Check each line of the records below and collect those holding "metal".

**SUPPLIED DATA**
_ _ _ _ _ _ _

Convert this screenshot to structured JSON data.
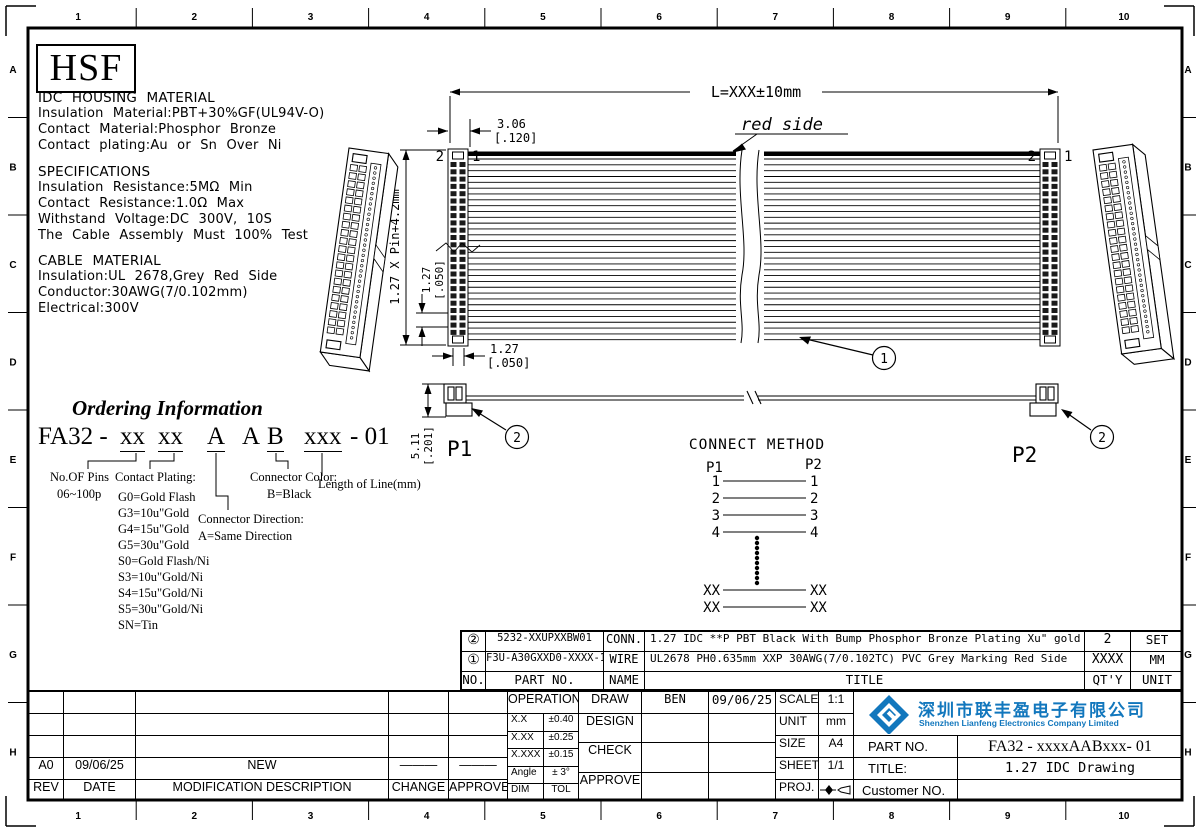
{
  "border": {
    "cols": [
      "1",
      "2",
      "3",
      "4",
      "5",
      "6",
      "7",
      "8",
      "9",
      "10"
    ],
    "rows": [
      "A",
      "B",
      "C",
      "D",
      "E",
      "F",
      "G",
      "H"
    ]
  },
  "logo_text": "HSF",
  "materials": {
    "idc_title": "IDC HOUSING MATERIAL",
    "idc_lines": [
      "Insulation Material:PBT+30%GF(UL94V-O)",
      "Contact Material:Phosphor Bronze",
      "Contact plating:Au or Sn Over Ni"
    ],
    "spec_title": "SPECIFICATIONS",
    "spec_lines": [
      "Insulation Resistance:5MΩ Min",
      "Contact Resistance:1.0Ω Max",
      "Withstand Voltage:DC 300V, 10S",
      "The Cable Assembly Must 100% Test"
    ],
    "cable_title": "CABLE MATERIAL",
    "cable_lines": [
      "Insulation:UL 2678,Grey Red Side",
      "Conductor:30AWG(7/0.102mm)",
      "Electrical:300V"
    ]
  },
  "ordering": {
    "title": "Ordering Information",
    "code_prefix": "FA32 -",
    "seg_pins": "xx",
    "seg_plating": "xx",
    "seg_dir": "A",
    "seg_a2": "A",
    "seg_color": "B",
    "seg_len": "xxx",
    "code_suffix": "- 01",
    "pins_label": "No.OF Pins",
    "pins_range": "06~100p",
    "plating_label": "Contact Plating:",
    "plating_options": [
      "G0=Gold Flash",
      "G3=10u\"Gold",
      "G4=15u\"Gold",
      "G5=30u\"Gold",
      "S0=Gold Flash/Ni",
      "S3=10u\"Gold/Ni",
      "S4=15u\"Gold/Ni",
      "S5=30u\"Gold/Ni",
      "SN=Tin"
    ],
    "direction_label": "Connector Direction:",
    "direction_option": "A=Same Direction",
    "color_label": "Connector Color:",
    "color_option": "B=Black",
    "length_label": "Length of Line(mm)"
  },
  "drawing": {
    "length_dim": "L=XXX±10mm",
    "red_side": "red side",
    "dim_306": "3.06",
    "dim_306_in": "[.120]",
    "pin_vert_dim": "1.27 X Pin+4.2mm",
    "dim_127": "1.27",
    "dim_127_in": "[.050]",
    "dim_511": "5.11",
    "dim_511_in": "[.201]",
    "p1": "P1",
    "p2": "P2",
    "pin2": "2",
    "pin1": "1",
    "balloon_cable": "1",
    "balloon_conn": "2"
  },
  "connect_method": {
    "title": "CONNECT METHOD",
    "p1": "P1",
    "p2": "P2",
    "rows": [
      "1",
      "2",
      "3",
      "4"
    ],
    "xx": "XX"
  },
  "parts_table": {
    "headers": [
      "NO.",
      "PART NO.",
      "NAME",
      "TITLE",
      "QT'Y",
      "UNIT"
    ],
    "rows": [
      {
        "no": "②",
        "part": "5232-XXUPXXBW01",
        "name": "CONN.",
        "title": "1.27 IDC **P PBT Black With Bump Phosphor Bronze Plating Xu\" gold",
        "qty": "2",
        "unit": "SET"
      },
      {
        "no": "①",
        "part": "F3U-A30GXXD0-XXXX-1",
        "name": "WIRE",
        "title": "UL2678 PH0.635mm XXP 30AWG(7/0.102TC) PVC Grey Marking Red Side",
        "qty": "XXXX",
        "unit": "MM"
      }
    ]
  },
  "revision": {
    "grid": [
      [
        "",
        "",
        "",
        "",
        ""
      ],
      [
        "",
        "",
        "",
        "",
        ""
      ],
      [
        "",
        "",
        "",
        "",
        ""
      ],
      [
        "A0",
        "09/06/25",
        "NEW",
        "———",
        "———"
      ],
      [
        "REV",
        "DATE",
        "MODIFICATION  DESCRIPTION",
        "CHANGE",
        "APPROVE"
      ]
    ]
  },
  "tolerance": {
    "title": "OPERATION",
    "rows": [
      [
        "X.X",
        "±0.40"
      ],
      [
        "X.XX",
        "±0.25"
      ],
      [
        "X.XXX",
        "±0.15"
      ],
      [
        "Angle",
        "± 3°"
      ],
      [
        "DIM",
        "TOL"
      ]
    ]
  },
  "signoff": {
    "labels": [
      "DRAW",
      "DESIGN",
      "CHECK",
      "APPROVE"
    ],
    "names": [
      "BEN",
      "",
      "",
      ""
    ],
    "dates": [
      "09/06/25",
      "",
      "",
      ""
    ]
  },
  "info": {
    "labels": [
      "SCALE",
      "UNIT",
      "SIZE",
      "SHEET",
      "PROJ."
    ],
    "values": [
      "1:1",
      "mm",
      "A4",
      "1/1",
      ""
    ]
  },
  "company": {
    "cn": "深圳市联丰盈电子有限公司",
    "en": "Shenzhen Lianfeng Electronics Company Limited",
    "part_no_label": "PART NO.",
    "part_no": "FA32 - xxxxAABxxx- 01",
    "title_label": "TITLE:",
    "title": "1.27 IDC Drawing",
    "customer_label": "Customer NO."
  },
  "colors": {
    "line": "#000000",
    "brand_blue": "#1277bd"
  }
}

_ _ _ _ _ _ _

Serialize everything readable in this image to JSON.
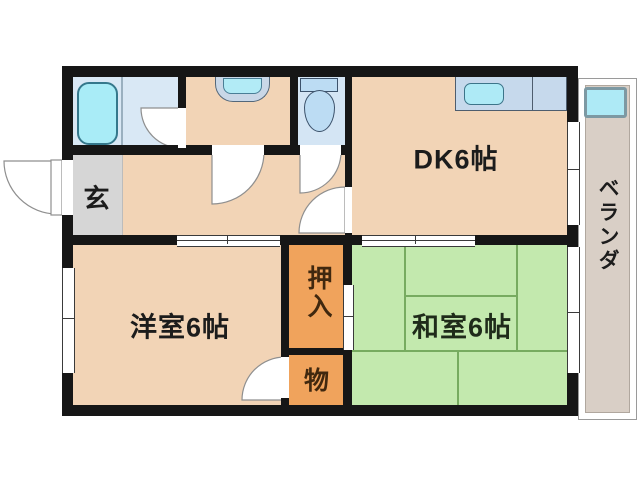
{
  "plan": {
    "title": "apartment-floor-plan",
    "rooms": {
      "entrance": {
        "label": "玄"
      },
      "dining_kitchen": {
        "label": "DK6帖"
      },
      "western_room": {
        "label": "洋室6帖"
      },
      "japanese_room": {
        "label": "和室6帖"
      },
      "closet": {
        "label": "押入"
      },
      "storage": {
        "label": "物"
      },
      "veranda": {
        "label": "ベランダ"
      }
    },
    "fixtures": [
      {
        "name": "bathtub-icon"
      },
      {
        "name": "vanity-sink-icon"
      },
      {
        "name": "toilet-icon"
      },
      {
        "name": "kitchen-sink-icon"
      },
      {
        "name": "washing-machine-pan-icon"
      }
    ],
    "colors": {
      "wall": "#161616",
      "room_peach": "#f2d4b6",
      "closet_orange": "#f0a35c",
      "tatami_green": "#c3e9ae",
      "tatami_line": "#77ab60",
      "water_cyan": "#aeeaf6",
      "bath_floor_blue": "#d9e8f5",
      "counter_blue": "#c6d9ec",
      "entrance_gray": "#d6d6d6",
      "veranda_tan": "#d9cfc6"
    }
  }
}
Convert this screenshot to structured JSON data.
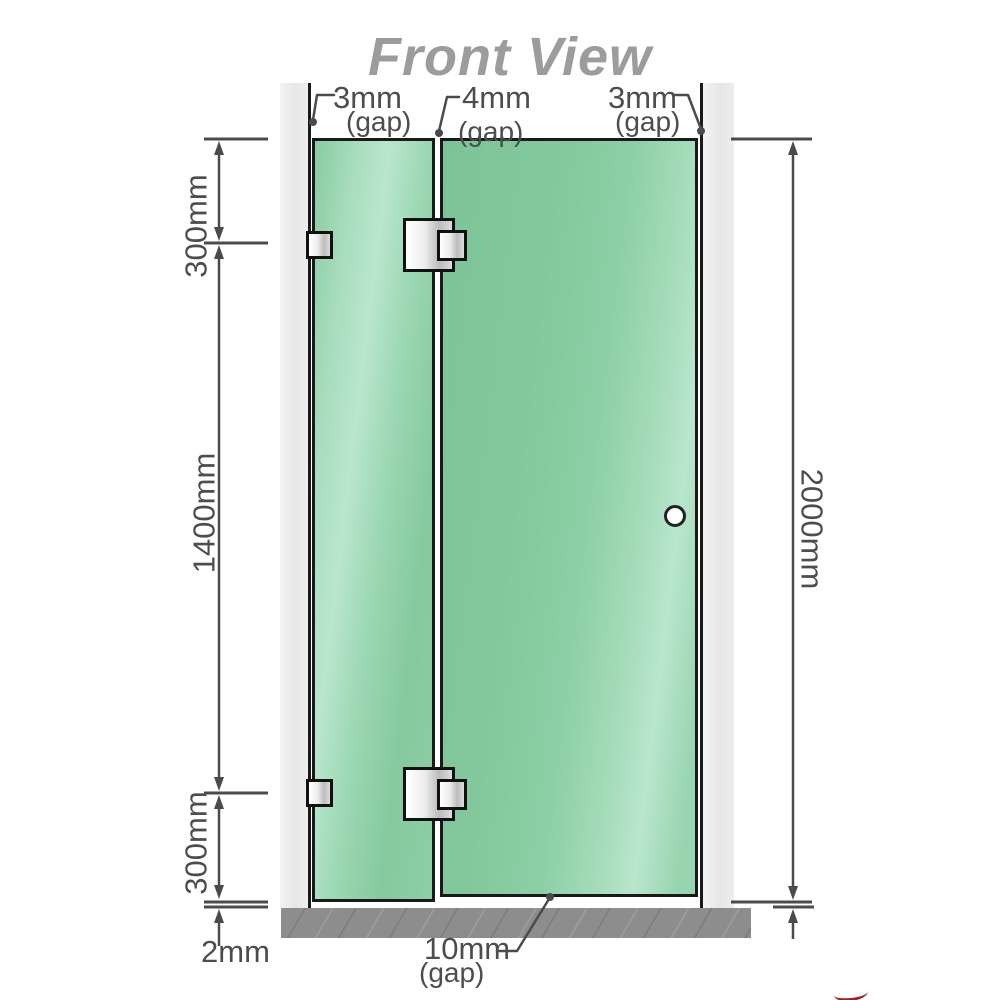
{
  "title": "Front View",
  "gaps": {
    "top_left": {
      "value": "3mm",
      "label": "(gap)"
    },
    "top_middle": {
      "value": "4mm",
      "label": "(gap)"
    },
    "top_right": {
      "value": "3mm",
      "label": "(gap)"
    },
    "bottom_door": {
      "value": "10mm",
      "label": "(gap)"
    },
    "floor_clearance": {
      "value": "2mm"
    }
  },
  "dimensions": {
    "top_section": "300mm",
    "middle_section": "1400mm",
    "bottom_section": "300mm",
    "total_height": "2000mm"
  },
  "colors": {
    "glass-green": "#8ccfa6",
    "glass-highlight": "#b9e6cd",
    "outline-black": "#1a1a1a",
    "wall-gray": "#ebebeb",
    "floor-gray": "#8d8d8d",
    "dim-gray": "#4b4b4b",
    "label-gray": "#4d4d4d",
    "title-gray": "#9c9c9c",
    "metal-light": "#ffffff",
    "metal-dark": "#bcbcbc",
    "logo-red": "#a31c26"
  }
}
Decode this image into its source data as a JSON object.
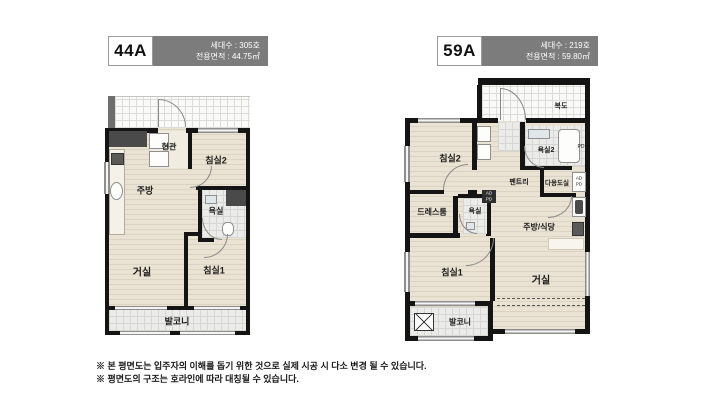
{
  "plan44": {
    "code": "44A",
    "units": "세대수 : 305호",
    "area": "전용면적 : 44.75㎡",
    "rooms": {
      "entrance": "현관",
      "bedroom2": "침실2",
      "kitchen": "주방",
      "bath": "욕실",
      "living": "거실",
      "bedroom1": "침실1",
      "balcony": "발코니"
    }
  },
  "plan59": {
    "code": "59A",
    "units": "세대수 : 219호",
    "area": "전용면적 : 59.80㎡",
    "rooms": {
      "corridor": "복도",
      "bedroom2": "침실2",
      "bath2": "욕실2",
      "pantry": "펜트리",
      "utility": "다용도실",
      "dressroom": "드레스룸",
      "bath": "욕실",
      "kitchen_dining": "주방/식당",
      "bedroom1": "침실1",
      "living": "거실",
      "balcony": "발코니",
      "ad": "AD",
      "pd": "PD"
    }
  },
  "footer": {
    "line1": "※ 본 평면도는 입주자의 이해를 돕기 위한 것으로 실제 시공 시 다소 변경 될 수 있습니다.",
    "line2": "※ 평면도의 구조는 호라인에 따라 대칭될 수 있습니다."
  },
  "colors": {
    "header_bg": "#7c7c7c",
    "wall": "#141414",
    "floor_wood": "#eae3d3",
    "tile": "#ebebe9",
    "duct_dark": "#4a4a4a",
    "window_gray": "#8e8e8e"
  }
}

_ _ _ _ _ _ _

**EXERCISE OUTPUT**
    "metal-light": "#ffffff",
    "metal-dark": "#bcbcbc",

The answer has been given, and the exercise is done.